Output the data word for word, dropping every image.
>> Begin Data to process
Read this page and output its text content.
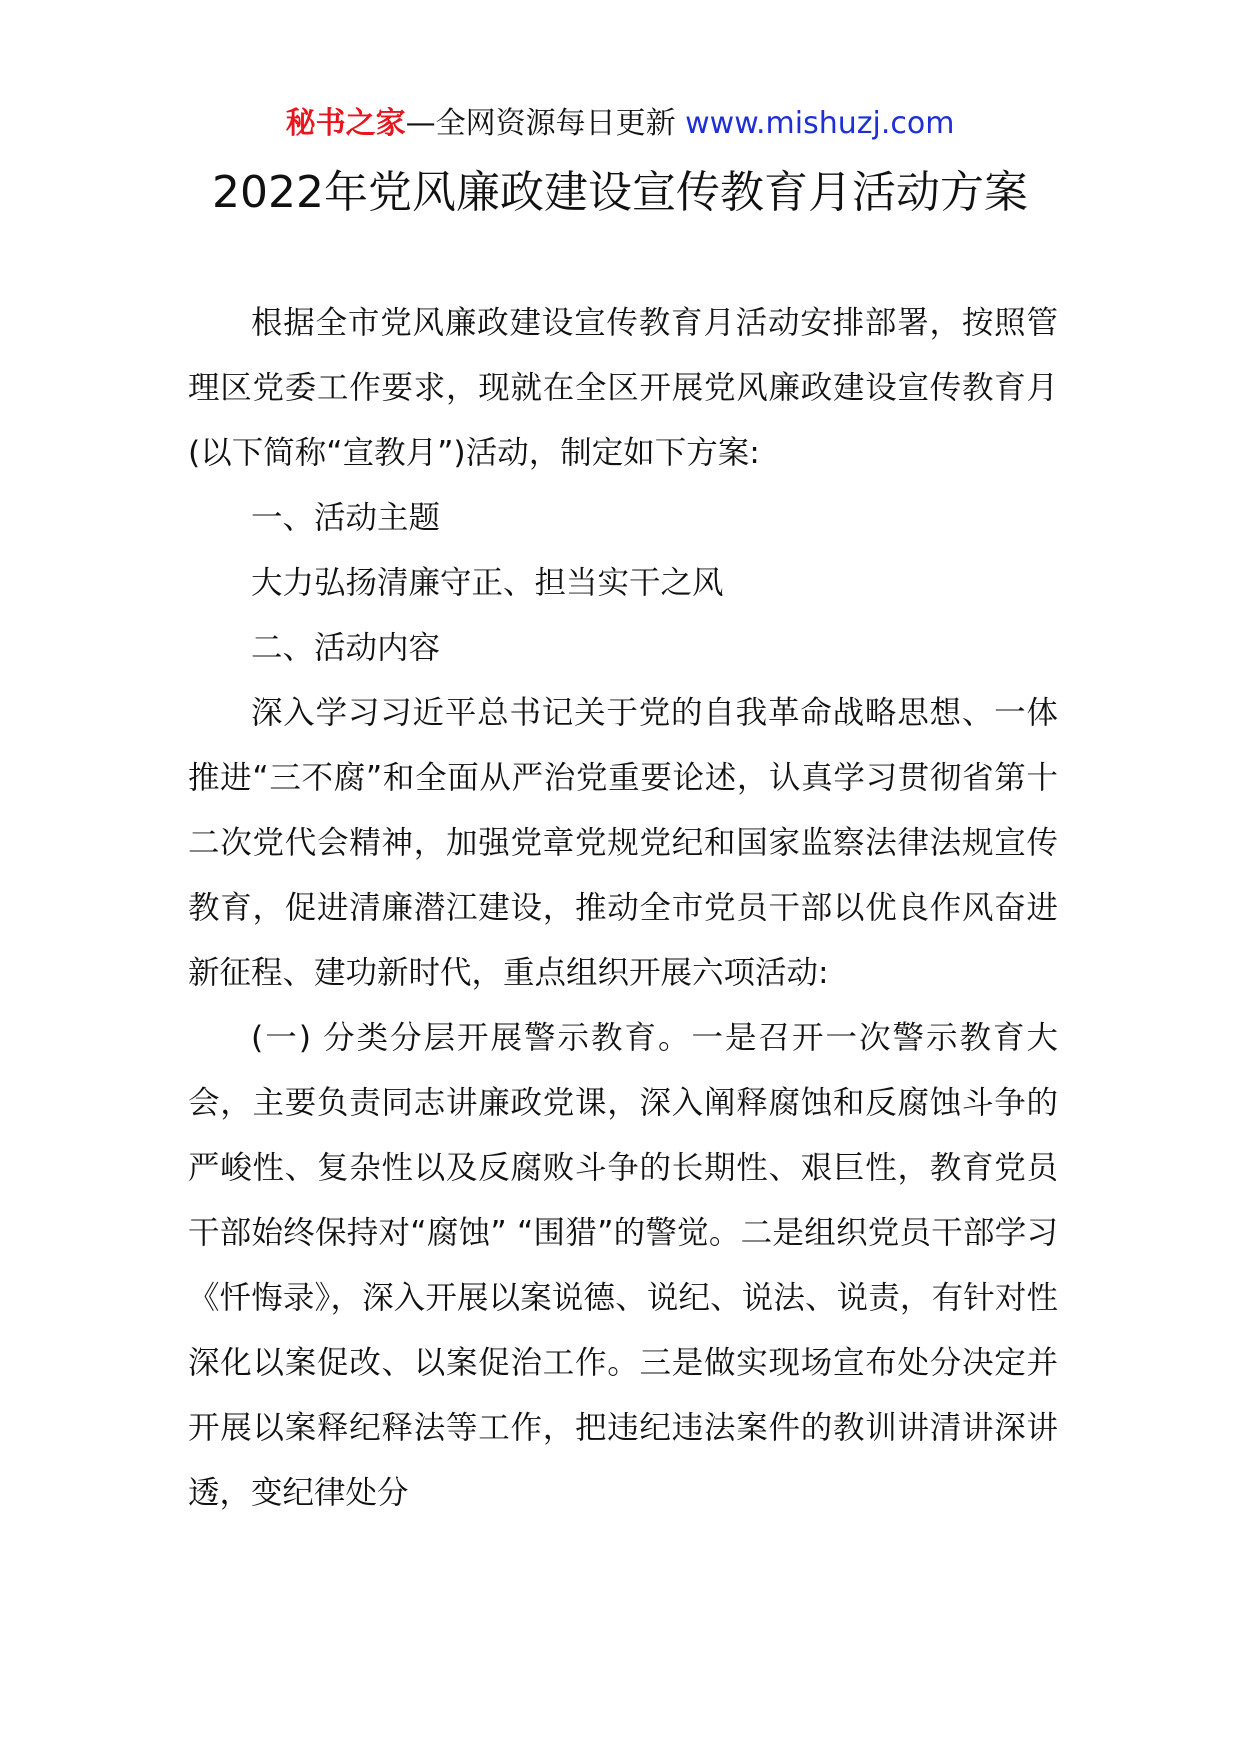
秘书之家—全网资源每日更新 www.mishuzj.com
2022年党风廉政建设宣传教育月活动方案

根据全市党风廉政建设宣传教育月活动安排部署，按照管理区党委工作要求，现就在全区开展党风廉政建设宣传教育月(以下简称“宣教月”)活动，制定如下方案:

一、活动主题

大力弘扬清廉守正、担当实干之风

二、活动内容

深入学习习近平总书记关于党的自我革命战略思想、一体推进“三不腐”和全面从严治党重要论述，认真学习贯彻省第十二次党代会精神，加强党章党规党纪和国家监察法律法规宣传教育，促进清廉潜江建设，推动全市党员干部以优良作风奋进新征程、建功新时代，重点组织开展六项活动:

(一) 分类分层开展警示教育。一是召开一次警示教育大会，主要负责同志讲廉政党课，深入阐释腐蚀和反腐蚀斗争的严峻性、复杂性以及反腐败斗争的长期性、艰巨性，教育党员干部始终保持对“腐蚀” “围猎”的警觉。二是组织党员干部学习《忏悔录》，深入开展以案说德、说纪、说法、说责，有针对性深化以案促改、以案促治工作。三是做实现场宣布处分决定并开展以案释纪释法等工作，把违纪违法案件的教训讲清讲深讲透，变纪律处分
>> End Data to process
• _Task output_
Read this page and output its text content.
秘书之家—全网资源每日更新 www.mishuzj.com
2022年党风廉政建设宣传教育月活动方案

根据全市党风廉政建设宣传教育月活动安排部署，按照管理区党委工作要求，现就在全区开展党风廉政建设宣传教育月(以下简称“宣教月”)活动，制定如下方案:

一、活动主题

大力弘扬清廉守正、担当实干之风

二、活动内容

深入学习习近平总书记关于党的自我革命战略思想、一体推进“三不腐”和全面从严治党重要论述，认真学习贯彻省第十二次党代会精神，加强党章党规党纪和国家监察法律法规宣传教育，促进清廉潜江建设，推动全市党员干部以优良作风奋进新征程、建功新时代，重点组织开展六项活动:

(一) 分类分层开展警示教育。一是召开一次警示教育大会，主要负责同志讲廉政党课，深入阐释腐蚀和反腐蚀斗争的严峻性、复杂性以及反腐败斗争的长期性、艰巨性，教育党员干部始终保持对“腐蚀” “围猎”的警觉。二是组织党员干部学习《忏悔录》，深入开展以案说德、说纪、说法、说责，有针对性深化以案促改、以案促治工作。三是做实现场宣布处分决定并开展以案释纪释法等工作，把违纪违法案件的教训讲清讲深讲透，变纪律处分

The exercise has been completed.